Material for this task:
# # # # # # #
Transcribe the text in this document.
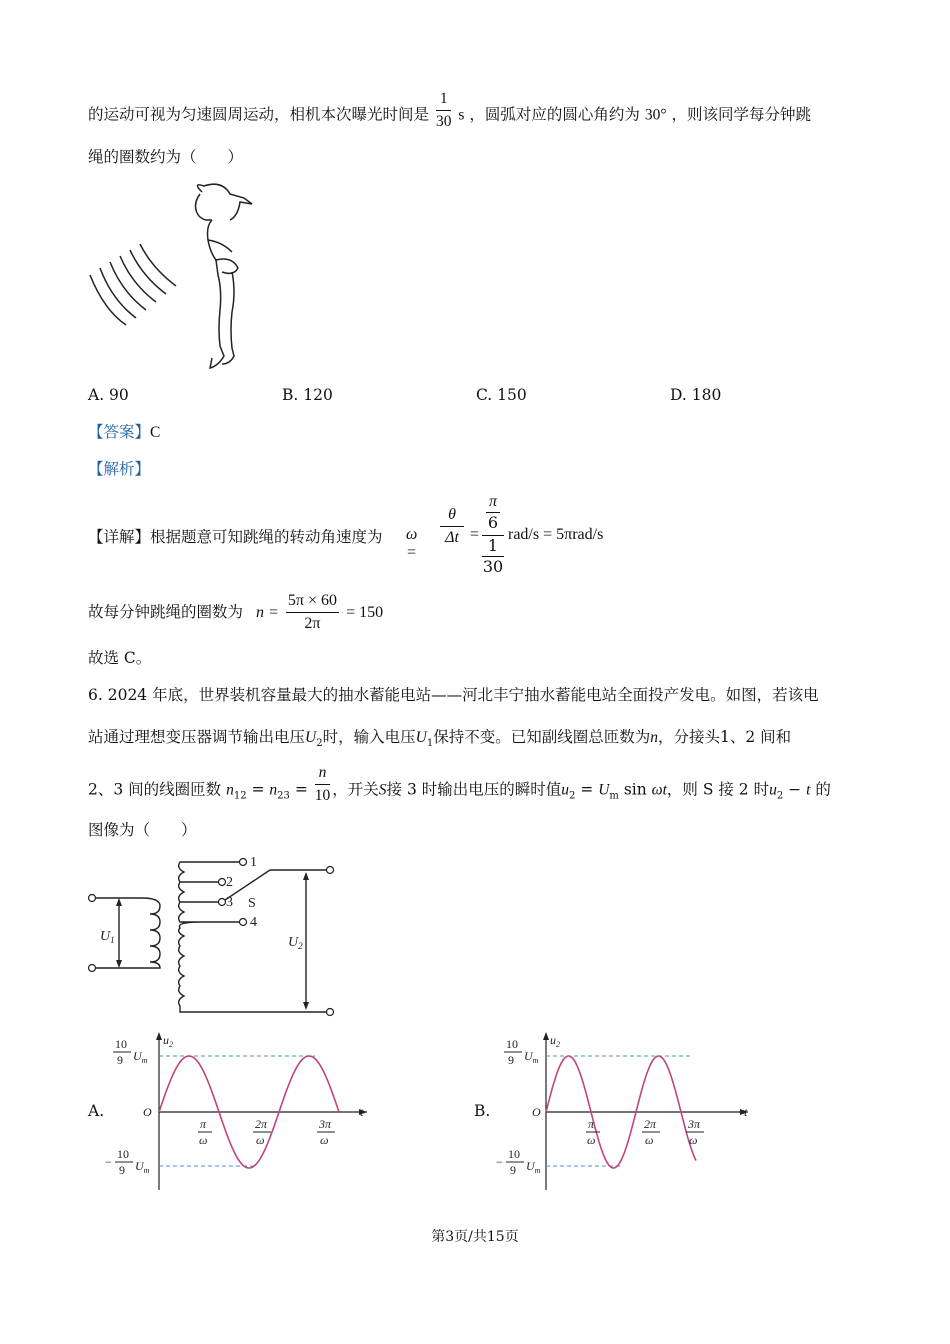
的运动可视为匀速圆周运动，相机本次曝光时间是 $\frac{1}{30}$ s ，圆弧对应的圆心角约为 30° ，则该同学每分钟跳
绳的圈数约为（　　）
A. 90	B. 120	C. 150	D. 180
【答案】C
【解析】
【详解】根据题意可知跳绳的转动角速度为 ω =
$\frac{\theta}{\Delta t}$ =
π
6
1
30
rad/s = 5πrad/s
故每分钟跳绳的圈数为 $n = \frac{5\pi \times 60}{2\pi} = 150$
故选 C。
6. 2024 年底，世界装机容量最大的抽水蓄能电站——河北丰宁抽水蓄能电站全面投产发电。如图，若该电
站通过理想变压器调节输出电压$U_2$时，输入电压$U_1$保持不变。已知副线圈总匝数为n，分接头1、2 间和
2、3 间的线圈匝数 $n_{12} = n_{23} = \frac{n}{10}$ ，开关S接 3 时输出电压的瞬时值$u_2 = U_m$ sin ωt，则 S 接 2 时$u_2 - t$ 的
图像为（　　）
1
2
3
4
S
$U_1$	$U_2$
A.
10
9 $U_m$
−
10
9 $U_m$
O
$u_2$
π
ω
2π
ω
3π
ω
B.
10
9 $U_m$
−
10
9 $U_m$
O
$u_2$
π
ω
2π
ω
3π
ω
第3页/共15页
# # # # # # #
Written task: Give every record again exactly, apart from the pictures, which stay out.

Task result:
Transcribe the text in this document.
的运动可视为匀速圆周运动，相机本次曝光时间是 $\frac{1}{30}$ s ，圆弧对应的圆心角约为 30° ，则该同学每分钟跳
绳的圈数约为（　　）
A. 90	B. 120	C. 150	D. 180
【答案】C
【解析】
【详解】根据题意可知跳绳的转动角速度为 ω =
$\frac{\theta}{\Delta t}$ =
π
6
1
30
rad/s = 5πrad/s
故每分钟跳绳的圈数为 $n = \frac{5\pi \times 60}{2\pi} = 150$
故选 C。
6. 2024 年底，世界装机容量最大的抽水蓄能电站——河北丰宁抽水蓄能电站全面投产发电。如图，若该电
站通过理想变压器调节输出电压$U_2$时，输入电压$U_1$保持不变。已知副线圈总匝数为n，分接头1、2 间和
2、3 间的线圈匝数 $n_{12} = n_{23} = \frac{n}{10}$ ，开关S接 3 时输出电压的瞬时值$u_2 = U_m$ sin ωt，则 S 接 2 时$u_2 - t$ 的
图像为（　　）
1
2
3
4
S
$U_1$	$U_2$
A.
10
9 $U_m$
−
10
9 $U_m$
O
$u_2$
π
ω
2π
ω
3π
ω
B.
10
9 $U_m$
−
10
9 $U_m$
O
$u_2$
π
ω
2π
ω
3π
ω
第3页/共15页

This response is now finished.